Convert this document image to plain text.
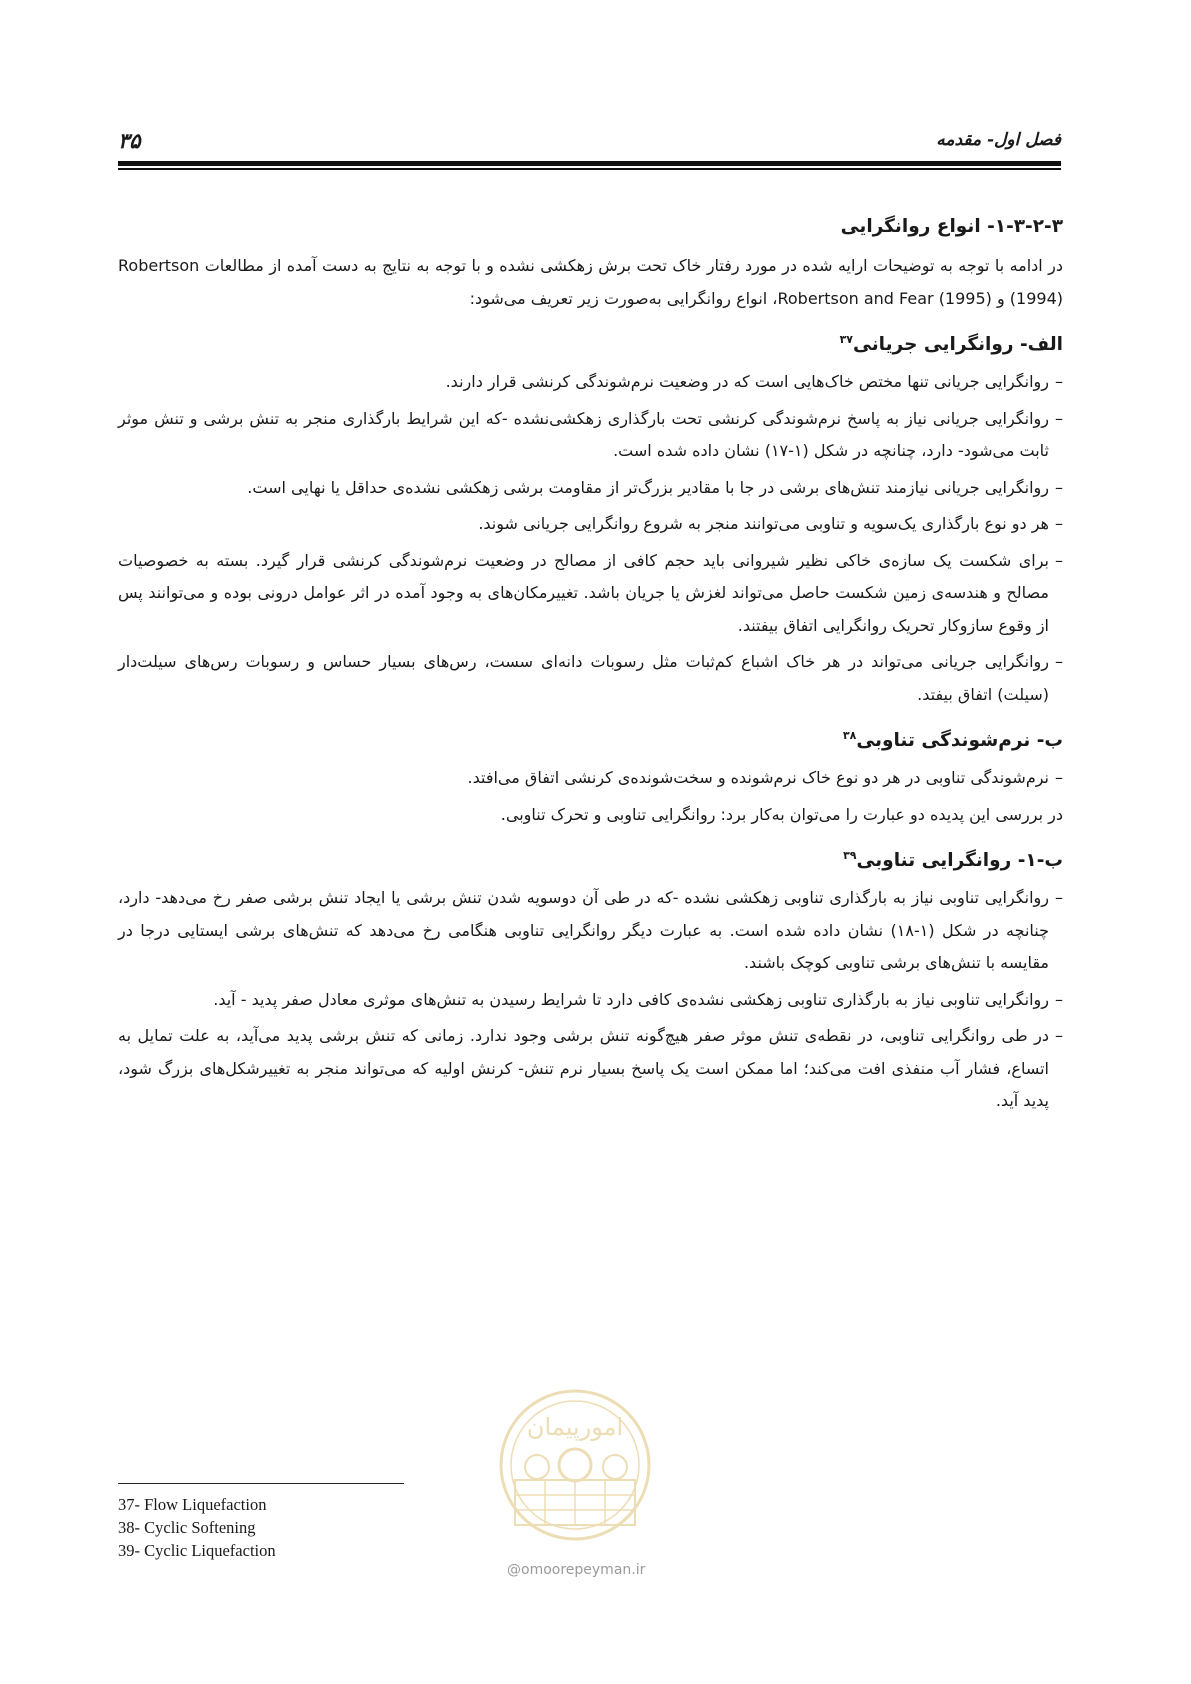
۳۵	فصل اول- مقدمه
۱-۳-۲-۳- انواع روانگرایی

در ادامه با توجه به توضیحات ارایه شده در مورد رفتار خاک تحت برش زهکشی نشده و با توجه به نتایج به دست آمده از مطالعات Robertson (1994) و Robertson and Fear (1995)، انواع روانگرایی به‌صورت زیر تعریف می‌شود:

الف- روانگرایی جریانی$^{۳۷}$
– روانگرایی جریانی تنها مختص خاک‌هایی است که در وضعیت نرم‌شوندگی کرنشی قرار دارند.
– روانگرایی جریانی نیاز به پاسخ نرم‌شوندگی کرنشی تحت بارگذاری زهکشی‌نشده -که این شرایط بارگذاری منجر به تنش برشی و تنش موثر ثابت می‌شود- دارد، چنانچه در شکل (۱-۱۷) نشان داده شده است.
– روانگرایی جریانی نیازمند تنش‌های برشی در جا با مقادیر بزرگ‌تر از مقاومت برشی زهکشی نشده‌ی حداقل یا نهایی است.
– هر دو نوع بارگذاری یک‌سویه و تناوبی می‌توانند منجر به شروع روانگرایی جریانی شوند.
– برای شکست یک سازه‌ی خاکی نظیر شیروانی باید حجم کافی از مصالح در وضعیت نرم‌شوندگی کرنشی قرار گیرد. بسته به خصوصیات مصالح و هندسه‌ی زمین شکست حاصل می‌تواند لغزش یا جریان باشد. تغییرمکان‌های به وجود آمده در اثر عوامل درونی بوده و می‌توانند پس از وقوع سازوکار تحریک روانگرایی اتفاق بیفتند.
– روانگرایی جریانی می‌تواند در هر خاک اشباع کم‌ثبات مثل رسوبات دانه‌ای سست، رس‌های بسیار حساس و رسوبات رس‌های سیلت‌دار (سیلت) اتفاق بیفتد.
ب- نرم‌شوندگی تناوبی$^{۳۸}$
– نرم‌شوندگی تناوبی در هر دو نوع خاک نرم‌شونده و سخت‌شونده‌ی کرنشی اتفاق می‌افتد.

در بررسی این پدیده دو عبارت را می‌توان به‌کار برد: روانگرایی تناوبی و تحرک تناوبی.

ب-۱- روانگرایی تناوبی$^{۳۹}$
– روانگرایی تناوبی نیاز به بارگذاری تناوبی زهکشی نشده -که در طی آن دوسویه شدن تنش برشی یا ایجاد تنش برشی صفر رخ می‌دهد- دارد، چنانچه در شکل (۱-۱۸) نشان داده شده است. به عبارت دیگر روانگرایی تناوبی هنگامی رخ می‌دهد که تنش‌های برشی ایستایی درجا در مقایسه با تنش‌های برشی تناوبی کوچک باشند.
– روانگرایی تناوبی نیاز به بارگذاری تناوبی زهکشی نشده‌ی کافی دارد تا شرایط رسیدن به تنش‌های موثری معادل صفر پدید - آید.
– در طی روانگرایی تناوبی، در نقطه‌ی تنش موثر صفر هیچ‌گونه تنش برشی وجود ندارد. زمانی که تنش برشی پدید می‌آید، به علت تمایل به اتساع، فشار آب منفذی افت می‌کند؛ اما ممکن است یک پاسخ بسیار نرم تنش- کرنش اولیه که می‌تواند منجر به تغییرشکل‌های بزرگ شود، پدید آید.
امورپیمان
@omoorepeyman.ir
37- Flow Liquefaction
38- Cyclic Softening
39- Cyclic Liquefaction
•••
WHAT IS ASKED: Search the entries for the word "شرایط", then list each line that holds it.

RESPONSE:
– روانگرایی جریانی نیاز به پاسخ نرم‌شوندگی کرنشی تحت بارگذاری زهکشی‌نشده -که این شرایط بارگذاری منجر به تنش برشی و تنش موثر ثابت می‌شود- دارد، چنانچه در شکل (۱-۱۷) نشان داده شده است.
– روانگرایی تناوبی نیاز به بارگذاری تناوبی زهکشی نشده‌ی کافی دارد تا شرایط رسیدن به تنش‌های موثری معادل صفر پدید - آید.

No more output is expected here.